Stated goal: Word for word, set down the records and skip each picture.
* Begin Entries supplied *
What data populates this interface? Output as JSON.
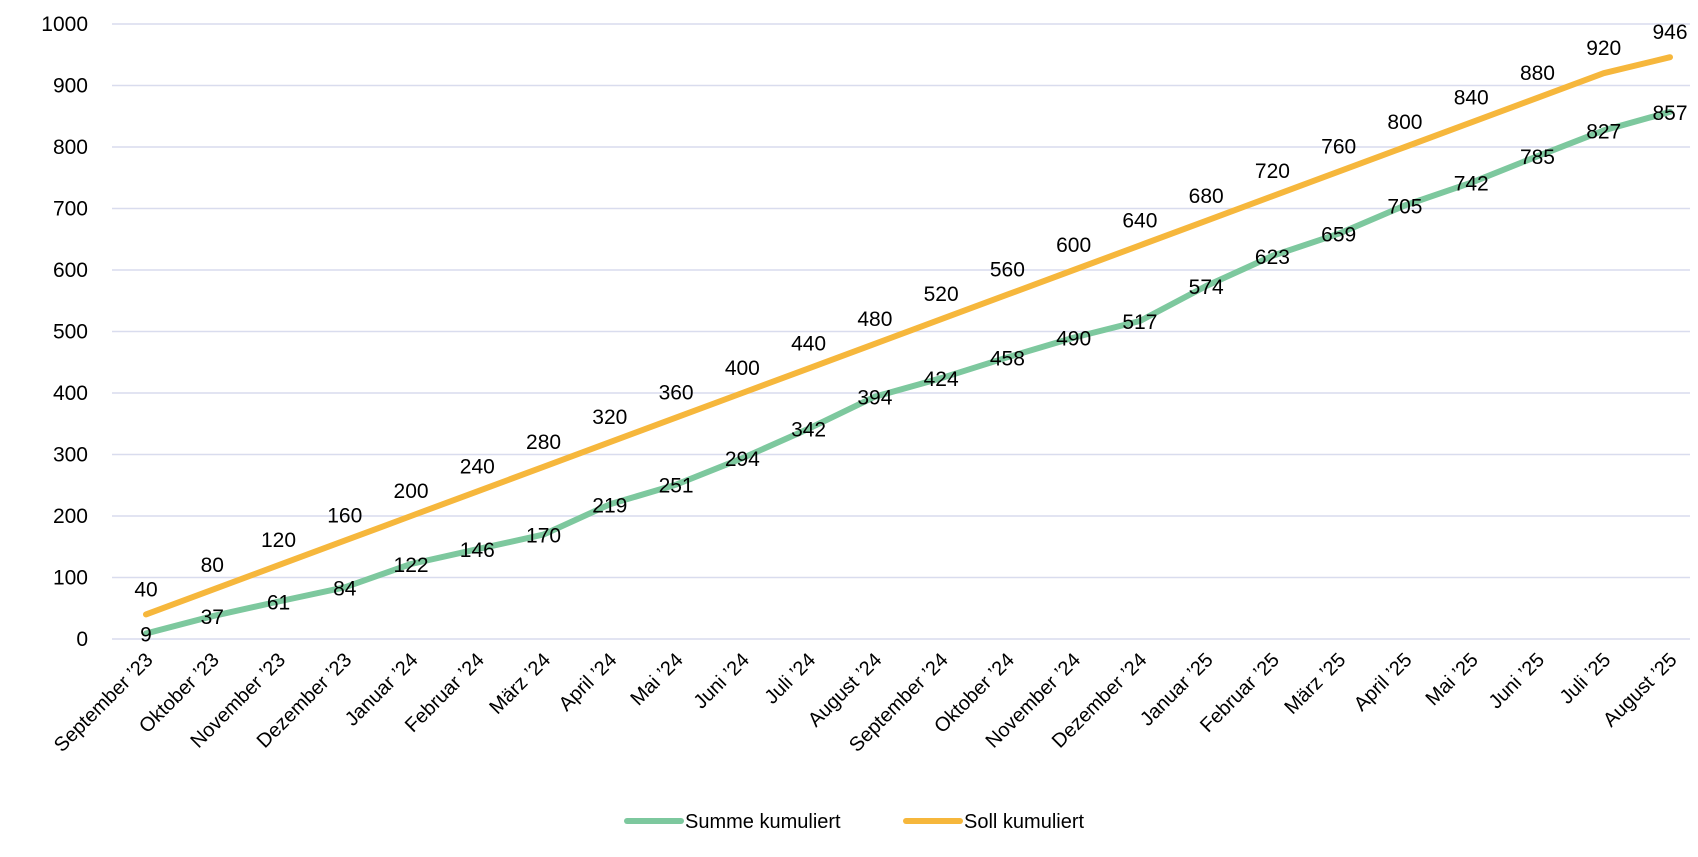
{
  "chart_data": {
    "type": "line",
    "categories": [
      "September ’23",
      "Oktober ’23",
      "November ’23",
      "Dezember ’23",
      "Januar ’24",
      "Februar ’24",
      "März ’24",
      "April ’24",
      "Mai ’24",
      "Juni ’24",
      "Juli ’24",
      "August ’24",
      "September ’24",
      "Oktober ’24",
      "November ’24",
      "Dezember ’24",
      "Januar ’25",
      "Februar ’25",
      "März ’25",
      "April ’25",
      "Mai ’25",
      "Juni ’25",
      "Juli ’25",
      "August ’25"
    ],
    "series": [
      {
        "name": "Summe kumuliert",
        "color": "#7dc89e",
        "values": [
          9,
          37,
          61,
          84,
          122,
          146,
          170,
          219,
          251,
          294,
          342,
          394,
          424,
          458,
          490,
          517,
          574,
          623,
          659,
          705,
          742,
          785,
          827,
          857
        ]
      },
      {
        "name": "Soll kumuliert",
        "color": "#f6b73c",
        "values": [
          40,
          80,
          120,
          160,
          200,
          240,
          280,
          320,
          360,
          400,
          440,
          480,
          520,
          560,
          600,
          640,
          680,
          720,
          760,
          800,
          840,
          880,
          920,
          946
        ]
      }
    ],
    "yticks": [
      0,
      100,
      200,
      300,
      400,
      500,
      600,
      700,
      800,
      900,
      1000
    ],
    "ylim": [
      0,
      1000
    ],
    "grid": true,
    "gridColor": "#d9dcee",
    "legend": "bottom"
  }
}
* End Entries supplied *
Result of this exercise:
What data populates this interface? Output as JSON.
{
  "chart_data": {
    "type": "line",
    "categories": [
      "September ’23",
      "Oktober ’23",
      "November ’23",
      "Dezember ’23",
      "Januar ’24",
      "Februar ’24",
      "März ’24",
      "April ’24",
      "Mai ’24",
      "Juni ’24",
      "Juli ’24",
      "August ’24",
      "September ’24",
      "Oktober ’24",
      "November ’24",
      "Dezember ’24",
      "Januar ’25",
      "Februar ’25",
      "März ’25",
      "April ’25",
      "Mai ’25",
      "Juni ’25",
      "Juli ’25",
      "August ’25"
    ],
    "series": [
      {
        "name": "Summe kumuliert",
        "color": "#7dc89e",
        "values": [
          9,
          37,
          61,
          84,
          122,
          146,
          170,
          219,
          251,
          294,
          342,
          394,
          424,
          458,
          490,
          517,
          574,
          623,
          659,
          705,
          742,
          785,
          827,
          857
        ]
      },
      {
        "name": "Soll kumuliert",
        "color": "#f6b73c",
        "values": [
          40,
          80,
          120,
          160,
          200,
          240,
          280,
          320,
          360,
          400,
          440,
          480,
          520,
          560,
          600,
          640,
          680,
          720,
          760,
          800,
          840,
          880,
          920,
          946
        ]
      }
    ],
    "yticks": [
      0,
      100,
      200,
      300,
      400,
      500,
      600,
      700,
      800,
      900,
      1000
    ],
    "ylim": [
      0,
      1000
    ],
    "grid": true,
    "gridColor": "#d9dcee",
    "legend": "bottom"
  }
}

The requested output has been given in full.